_Written request_
Every record should be copied exactly, except that pictures are to be omitted.

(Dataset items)
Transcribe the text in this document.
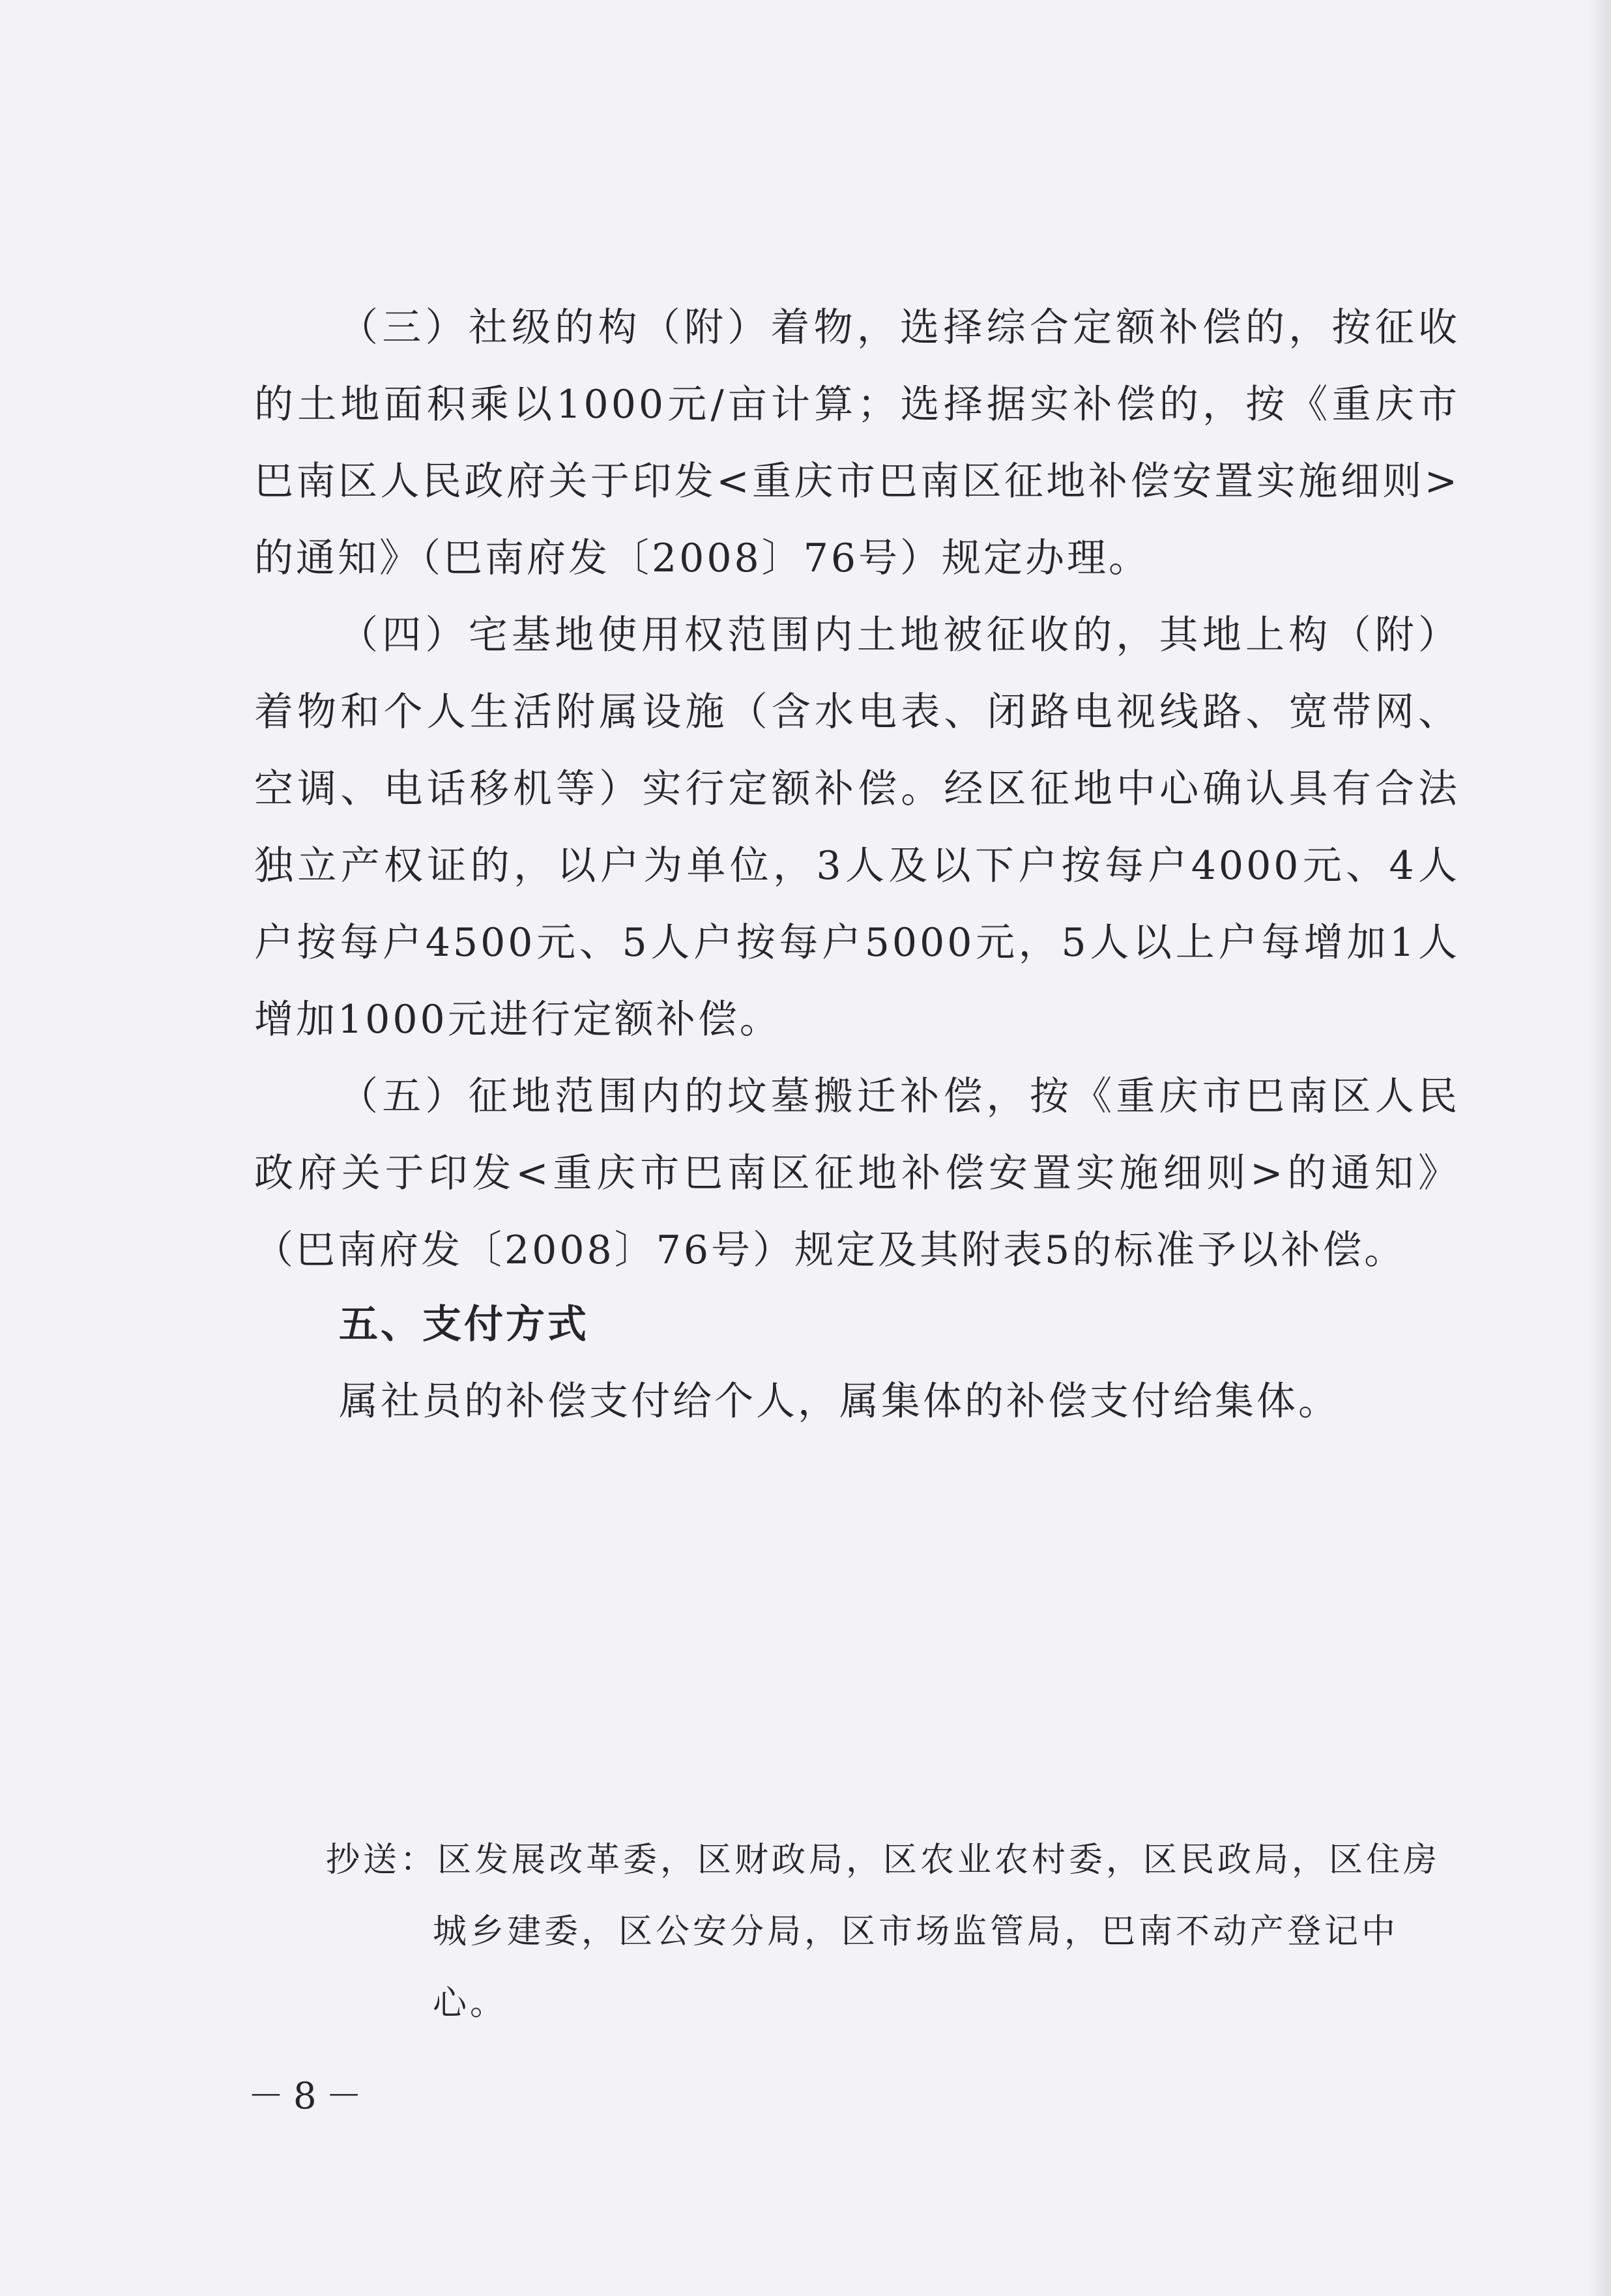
（三）社级的构（附）着物，选择综合定额补偿的，按征收的土地面积乘以1000元/亩计算；选择据实补偿的，按《重庆市巴南区人民政府关于印发<重庆市巴南区征地补偿安置实施细则>的通知》（巴南府发〔2008〕76号）规定办理。

（四）宅基地使用权范围内土地被征收的，其地上构（附）着物和个人生活附属设施（含水电表、闭路电视线路、宽带网、空调、电话移机等）实行定额补偿。经区征地中心确认具有合法独立产权证的，以户为单位，3人及以下户按每户4000元、4人户按每户4500元、5人户按每户5000元，5人以上户每增加1人增加1000元进行定额补偿。

（五）征地范围内的坟墓搬迁补偿，按《重庆市巴南区人民政府关于印发<重庆市巴南区征地补偿安置实施细则>的通知》（巴南府发〔2008〕76号）规定及其附表5的标准予以补偿。

五、支付方式
属社员的补偿支付给个人，属集体的补偿支付给集体。
抄送：区发展改革委，区财政局，区农业农村委，区民政局，区住房
城乡建委，区公安分局，区市场监管局，巴南不动产登记中心。
－8－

_Finished task_
Transcribe the text in this document.
（三）社级的构（附）着物，选择综合定额补偿的，按征收的土地面积乘以1000元/亩计算；选择据实补偿的，按《重庆市巴南区人民政府关于印发<重庆市巴南区征地补偿安置实施细则>的通知》（巴南府发〔2008〕76号）规定办理。

（四）宅基地使用权范围内土地被征收的，其地上构（附）着物和个人生活附属设施（含水电表、闭路电视线路、宽带网、空调、电话移机等）实行定额补偿。经区征地中心确认具有合法独立产权证的，以户为单位，3人及以下户按每户4000元、4人户按每户4500元、5人户按每户5000元，5人以上户每增加1人增加1000元进行定额补偿。

（五）征地范围内的坟墓搬迁补偿，按《重庆市巴南区人民政府关于印发<重庆市巴南区征地补偿安置实施细则>的通知》（巴南府发〔2008〕76号）规定及其附表5的标准予以补偿。

五、支付方式
属社员的补偿支付给个人，属集体的补偿支付给集体。
抄送：区发展改革委，区财政局，区农业农村委，区民政局，区住房
城乡建委，区公安分局，区市场监管局，巴南不动产登记中心。
－8－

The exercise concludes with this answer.